▶ [Given task] Every line holding the word "Page" counts once. Give the total, nothing more.

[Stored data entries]
--- start ---

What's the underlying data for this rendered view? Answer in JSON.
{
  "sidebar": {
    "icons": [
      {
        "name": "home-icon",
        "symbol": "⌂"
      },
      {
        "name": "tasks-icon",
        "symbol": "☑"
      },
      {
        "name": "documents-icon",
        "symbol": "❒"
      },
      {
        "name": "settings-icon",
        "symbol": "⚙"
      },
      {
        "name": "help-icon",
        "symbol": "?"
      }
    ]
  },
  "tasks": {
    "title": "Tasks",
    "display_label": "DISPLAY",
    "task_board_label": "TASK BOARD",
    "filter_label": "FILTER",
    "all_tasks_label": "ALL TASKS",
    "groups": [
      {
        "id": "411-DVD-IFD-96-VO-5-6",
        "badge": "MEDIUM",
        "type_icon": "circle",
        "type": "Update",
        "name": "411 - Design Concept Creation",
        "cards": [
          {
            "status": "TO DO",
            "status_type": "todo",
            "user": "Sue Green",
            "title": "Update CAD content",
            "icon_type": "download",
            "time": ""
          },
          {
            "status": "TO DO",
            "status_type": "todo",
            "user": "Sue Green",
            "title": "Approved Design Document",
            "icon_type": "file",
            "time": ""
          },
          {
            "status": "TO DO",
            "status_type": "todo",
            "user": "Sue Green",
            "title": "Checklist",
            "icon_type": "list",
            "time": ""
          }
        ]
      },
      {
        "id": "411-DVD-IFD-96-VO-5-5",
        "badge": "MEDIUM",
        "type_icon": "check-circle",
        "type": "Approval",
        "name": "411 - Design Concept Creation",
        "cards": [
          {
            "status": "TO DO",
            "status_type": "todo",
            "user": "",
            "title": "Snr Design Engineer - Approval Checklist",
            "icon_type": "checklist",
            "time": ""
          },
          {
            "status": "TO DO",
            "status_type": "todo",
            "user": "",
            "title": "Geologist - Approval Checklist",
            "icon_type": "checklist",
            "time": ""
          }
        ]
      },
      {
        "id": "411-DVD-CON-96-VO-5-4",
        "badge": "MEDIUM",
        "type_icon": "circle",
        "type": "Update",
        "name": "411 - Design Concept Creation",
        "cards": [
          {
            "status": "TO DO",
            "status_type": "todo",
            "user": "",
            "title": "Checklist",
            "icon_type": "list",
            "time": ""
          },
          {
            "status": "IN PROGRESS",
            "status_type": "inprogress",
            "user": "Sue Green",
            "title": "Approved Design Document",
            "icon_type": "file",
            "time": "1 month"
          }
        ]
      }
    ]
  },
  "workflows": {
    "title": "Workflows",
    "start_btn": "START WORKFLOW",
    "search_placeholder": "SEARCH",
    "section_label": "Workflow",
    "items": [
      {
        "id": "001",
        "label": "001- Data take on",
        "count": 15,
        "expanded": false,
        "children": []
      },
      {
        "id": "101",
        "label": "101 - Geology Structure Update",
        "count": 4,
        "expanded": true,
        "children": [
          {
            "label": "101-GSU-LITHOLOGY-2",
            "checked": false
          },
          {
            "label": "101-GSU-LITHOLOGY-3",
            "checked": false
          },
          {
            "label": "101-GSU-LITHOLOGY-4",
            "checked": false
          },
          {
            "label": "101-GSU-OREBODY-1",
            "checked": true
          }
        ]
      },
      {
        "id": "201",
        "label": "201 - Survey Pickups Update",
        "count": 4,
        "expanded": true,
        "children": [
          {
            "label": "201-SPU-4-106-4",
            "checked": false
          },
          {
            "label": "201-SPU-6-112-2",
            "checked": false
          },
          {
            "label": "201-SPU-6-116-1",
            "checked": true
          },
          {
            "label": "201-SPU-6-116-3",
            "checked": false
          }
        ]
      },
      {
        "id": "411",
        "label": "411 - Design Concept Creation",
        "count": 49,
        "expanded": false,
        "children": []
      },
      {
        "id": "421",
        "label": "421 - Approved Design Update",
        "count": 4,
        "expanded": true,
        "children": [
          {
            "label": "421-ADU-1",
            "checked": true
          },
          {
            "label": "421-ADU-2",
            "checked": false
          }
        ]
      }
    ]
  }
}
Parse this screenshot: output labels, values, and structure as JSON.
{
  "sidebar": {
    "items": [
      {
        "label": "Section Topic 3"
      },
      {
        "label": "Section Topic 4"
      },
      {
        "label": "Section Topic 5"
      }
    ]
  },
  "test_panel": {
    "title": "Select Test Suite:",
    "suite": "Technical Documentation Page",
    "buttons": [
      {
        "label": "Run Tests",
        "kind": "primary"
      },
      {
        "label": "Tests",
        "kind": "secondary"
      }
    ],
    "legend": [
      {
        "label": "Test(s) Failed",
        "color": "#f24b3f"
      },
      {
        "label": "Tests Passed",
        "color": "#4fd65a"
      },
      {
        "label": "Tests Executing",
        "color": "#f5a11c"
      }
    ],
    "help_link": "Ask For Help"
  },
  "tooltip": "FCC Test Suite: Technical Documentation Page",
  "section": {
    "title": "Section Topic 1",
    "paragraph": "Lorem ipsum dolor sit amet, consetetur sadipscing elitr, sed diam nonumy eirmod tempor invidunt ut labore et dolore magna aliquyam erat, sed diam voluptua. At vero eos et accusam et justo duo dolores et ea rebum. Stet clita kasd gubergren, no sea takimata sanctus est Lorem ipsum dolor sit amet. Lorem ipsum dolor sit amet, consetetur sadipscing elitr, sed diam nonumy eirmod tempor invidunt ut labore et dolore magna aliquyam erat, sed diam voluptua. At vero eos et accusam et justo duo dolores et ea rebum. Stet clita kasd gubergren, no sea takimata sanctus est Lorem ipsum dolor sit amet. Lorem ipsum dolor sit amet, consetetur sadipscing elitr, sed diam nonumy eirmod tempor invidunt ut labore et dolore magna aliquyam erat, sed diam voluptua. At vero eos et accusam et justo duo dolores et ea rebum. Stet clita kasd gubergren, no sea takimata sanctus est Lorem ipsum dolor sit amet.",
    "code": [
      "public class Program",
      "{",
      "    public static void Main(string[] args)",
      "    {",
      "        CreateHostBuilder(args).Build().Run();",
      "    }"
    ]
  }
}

--- end ---

▶ [Result of this exercise] 2